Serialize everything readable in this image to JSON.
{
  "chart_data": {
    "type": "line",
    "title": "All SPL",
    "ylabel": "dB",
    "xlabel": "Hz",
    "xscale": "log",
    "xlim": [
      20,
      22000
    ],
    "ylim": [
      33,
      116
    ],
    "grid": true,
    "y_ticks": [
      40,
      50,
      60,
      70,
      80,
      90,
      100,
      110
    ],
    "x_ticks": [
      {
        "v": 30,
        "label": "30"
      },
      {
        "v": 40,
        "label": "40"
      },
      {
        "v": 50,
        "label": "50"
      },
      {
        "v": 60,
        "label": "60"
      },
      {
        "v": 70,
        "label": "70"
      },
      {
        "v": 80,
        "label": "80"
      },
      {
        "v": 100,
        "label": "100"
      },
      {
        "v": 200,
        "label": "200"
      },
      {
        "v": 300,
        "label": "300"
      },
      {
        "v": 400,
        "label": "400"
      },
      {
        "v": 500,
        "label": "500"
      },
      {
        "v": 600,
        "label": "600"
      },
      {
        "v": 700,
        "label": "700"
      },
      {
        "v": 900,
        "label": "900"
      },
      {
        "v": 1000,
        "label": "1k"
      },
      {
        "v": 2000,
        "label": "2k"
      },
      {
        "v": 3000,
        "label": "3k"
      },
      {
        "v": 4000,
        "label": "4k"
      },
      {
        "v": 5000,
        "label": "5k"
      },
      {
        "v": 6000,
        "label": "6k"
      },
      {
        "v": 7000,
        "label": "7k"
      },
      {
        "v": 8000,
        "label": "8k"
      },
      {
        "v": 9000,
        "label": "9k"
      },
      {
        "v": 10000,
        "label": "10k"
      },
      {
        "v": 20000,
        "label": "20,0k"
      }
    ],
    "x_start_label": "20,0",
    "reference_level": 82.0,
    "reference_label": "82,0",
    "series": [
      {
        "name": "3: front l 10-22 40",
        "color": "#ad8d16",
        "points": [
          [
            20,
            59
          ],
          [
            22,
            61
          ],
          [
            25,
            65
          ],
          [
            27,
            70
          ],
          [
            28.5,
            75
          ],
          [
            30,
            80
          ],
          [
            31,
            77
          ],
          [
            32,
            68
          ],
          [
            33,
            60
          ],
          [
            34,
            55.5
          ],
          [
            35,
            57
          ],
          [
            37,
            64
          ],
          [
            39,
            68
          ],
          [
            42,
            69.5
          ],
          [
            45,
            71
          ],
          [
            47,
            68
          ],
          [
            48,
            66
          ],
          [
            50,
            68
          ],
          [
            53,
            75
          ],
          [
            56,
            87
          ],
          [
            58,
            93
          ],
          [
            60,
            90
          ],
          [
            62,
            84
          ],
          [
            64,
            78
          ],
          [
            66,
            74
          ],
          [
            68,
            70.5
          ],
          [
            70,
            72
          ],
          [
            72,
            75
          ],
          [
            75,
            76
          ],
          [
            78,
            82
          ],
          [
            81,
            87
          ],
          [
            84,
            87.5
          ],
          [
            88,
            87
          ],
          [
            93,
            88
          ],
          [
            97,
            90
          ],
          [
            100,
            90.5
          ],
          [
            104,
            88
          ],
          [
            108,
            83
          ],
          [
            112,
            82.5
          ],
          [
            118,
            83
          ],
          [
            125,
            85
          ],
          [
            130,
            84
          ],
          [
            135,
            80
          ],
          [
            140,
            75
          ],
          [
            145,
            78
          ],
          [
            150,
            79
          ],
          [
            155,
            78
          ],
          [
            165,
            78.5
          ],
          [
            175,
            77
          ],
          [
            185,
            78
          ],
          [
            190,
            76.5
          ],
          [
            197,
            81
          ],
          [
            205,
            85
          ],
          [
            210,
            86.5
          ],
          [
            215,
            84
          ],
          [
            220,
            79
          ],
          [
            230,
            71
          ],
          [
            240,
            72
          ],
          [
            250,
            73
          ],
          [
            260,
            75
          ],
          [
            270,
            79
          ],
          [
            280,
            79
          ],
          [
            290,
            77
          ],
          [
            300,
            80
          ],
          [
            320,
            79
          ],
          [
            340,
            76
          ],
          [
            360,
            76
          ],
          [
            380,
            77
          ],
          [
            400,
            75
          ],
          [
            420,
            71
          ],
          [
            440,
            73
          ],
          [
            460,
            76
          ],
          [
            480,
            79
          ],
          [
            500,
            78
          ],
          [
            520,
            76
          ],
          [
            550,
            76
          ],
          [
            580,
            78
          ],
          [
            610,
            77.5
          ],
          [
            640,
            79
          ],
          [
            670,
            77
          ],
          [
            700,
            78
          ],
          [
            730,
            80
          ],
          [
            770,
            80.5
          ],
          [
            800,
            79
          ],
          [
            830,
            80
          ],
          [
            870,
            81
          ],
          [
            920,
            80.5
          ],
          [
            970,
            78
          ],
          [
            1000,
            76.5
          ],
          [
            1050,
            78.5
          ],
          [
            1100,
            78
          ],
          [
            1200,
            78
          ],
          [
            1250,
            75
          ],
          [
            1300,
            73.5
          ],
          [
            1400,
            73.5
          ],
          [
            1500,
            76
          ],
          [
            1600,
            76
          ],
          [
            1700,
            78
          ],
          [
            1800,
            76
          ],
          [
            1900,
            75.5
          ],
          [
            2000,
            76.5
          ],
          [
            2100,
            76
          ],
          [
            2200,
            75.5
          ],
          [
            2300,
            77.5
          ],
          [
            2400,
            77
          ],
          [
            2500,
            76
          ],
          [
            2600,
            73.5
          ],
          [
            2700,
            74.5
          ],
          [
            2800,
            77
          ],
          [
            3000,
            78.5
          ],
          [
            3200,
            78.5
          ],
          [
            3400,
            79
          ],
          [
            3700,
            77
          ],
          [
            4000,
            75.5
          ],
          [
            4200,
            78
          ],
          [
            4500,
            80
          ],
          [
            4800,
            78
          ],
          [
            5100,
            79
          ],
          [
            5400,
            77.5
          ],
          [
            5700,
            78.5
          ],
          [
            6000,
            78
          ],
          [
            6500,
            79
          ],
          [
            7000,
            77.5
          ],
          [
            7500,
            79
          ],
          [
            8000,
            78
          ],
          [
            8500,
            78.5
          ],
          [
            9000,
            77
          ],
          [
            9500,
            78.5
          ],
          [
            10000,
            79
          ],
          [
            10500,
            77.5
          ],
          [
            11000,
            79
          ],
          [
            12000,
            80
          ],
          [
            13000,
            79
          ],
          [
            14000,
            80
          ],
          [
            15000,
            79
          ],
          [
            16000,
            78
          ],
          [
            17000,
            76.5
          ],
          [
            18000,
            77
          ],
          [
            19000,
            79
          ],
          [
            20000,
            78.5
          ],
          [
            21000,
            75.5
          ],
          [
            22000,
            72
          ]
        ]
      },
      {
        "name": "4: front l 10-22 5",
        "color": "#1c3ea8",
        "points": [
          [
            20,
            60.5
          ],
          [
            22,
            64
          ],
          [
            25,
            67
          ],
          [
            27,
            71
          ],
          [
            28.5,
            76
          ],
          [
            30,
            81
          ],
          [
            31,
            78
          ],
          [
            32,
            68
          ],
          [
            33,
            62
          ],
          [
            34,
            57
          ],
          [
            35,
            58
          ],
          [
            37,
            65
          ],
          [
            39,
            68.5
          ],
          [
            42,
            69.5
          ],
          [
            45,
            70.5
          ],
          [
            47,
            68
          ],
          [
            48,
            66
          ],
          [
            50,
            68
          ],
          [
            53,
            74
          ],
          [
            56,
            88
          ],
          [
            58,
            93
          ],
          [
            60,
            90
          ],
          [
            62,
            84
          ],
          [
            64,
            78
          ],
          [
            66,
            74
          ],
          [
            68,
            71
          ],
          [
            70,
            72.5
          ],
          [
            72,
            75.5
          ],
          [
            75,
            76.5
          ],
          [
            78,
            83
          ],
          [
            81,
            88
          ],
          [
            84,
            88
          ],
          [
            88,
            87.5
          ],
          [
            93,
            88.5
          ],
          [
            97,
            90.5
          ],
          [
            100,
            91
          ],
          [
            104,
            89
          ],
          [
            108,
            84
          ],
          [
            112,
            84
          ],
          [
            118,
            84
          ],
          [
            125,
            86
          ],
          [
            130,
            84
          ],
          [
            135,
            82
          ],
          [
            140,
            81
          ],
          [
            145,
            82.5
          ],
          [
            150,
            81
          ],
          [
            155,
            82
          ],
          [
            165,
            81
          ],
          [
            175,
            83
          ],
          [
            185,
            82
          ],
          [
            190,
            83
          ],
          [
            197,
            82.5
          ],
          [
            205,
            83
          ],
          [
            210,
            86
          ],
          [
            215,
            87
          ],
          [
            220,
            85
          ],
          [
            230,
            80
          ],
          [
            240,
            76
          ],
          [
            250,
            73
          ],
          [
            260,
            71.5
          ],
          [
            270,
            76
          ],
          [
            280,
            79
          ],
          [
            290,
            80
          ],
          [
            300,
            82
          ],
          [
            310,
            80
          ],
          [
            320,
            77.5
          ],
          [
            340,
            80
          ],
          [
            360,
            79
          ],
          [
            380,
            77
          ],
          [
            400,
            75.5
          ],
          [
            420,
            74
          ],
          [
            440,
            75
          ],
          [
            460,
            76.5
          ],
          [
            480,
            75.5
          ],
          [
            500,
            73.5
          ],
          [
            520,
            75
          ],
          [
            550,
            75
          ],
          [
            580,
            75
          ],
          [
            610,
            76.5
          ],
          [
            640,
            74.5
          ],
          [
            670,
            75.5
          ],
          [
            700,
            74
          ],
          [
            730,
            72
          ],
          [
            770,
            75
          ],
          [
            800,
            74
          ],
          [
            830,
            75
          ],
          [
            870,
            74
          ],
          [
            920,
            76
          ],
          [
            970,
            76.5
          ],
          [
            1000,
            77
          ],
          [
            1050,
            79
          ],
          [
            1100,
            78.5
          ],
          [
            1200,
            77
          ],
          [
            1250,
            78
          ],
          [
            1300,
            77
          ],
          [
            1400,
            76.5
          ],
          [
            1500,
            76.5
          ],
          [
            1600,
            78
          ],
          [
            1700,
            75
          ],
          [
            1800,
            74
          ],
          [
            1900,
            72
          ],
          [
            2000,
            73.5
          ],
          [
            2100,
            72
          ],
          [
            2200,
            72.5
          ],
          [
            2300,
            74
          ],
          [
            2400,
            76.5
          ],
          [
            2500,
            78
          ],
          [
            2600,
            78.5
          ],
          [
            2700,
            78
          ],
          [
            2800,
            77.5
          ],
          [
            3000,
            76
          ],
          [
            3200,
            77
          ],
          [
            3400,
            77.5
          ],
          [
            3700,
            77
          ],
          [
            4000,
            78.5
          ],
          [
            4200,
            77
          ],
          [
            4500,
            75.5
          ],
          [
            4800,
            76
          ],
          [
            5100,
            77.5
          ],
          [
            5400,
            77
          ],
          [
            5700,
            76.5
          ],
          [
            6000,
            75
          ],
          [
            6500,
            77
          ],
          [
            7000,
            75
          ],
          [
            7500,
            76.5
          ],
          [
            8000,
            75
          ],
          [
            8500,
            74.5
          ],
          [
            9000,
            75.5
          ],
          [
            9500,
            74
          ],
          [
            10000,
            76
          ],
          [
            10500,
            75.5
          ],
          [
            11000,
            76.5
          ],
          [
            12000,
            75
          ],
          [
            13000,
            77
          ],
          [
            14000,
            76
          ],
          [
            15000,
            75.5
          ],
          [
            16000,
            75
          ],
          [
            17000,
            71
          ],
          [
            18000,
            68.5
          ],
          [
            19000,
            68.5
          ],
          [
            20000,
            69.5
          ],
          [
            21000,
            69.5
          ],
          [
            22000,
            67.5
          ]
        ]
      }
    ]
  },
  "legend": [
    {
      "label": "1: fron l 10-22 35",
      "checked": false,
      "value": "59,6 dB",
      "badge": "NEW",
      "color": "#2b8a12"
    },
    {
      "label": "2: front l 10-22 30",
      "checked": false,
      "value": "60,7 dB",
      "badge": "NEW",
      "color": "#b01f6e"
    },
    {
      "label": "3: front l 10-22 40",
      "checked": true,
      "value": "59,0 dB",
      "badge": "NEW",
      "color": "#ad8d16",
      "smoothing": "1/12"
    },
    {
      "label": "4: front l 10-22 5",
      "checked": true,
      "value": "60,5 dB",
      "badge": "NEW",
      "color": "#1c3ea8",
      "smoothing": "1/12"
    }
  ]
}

= = = = =

INSTRUCTIONS FOR THE TASK » Wherever "color" shows up in a line, copy that line.

SOLUTION TO THIS TASK »
        "color": "#ad8d16",
        "color": "#1c3ea8",
      "color": "#2b8a12"
      "color": "#b01f6e"
      "color": "#ad8d16",
      "color": "#1c3ea8",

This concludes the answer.